What is needed: Please reproduce every record, keeping each one exactly as written.

Data provided:

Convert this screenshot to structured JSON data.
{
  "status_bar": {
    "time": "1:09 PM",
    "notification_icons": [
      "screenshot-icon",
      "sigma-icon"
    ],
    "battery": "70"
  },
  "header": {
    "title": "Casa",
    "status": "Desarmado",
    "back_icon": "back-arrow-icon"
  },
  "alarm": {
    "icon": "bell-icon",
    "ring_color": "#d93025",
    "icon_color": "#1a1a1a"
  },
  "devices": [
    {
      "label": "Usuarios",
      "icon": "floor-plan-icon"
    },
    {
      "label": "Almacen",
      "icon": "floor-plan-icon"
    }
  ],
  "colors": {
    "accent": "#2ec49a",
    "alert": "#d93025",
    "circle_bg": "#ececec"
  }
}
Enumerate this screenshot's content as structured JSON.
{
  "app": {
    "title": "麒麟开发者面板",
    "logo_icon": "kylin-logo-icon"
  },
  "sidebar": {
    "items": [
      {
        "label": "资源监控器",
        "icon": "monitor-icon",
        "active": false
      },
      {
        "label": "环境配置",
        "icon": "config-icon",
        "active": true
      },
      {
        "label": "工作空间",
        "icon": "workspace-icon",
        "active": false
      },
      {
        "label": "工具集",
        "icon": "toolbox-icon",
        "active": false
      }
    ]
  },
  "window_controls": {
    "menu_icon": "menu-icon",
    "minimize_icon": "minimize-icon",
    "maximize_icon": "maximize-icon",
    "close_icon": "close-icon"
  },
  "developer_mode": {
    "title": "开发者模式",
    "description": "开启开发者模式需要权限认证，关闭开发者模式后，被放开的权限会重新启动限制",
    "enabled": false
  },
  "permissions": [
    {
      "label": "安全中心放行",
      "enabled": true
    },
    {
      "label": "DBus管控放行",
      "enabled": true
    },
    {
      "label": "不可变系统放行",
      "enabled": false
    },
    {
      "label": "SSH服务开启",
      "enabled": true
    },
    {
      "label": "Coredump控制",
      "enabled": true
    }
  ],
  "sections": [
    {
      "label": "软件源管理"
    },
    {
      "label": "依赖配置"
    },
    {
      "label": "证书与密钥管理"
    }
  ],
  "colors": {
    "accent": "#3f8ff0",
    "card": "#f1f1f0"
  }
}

Expected answer:
Convert this screenshot to structured JSON data.
{
  "status_bar": {
    "time": "1:09 PM",
    "notification_icons": [
      "screenshot-icon",
      "sigma-icon"
    ],
    "battery": "70"
  },
  "header": {
    "title": "Casa",
    "status": "Desarmado",
    "back_icon": "back-arrow-icon"
  },
  "alarm": {
    "icon": "bell-icon",
    "ring_color": "#d93025",
    "icon_color": "#1a1a1a"
  },
  "devices": [
    {
      "label": "Usuarios",
      "icon": "floor-plan-icon"
    },
    {
      "label": "Almacen",
      "icon": "floor-plan-icon"
    }
  ],
  "colors": {
    "accent": "#2ec49a",
    "alert": "#d93025",
    "circle_bg": "#ececec"
  }
}
Enumerate this screenshot's content as structured JSON.
{
  "app": {
    "title": "麒麟开发者面板",
    "logo_icon": "kylin-logo-icon"
  },
  "sidebar": {
    "items": [
      {
        "label": "资源监控器",
        "icon": "monitor-icon",
        "active": false
      },
      {
        "label": "环境配置",
        "icon": "config-icon",
        "active": true
      },
      {
        "label": "工作空间",
        "icon": "workspace-icon",
        "active": false
      },
      {
        "label": "工具集",
        "icon": "toolbox-icon",
        "active": false
      }
    ]
  },
  "window_controls": {
    "menu_icon": "menu-icon",
    "minimize_icon": "minimize-icon",
    "maximize_icon": "maximize-icon",
    "close_icon": "close-icon"
  },
  "developer_mode": {
    "title": "开发者模式",
    "description": "开启开发者模式需要权限认证，关闭开发者模式后，被放开的权限会重新启动限制",
    "enabled": false
  },
  "permissions": [
    {
      "label": "安全中心放行",
      "enabled": true
    },
    {
      "label": "DBus管控放行",
      "enabled": true
    },
    {
      "label": "不可变系统放行",
      "enabled": false
    },
    {
      "label": "SSH服务开启",
      "enabled": true
    },
    {
      "label": "Coredump控制",
      "enabled": true
    }
  ],
  "sections": [
    {
      "label": "软件源管理"
    },
    {
      "label": "依赖配置"
    },
    {
      "label": "证书与密钥管理"
    }
  ],
  "colors": {
    "accent": "#3f8ff0",
    "card": "#f1f1f0"
  }
}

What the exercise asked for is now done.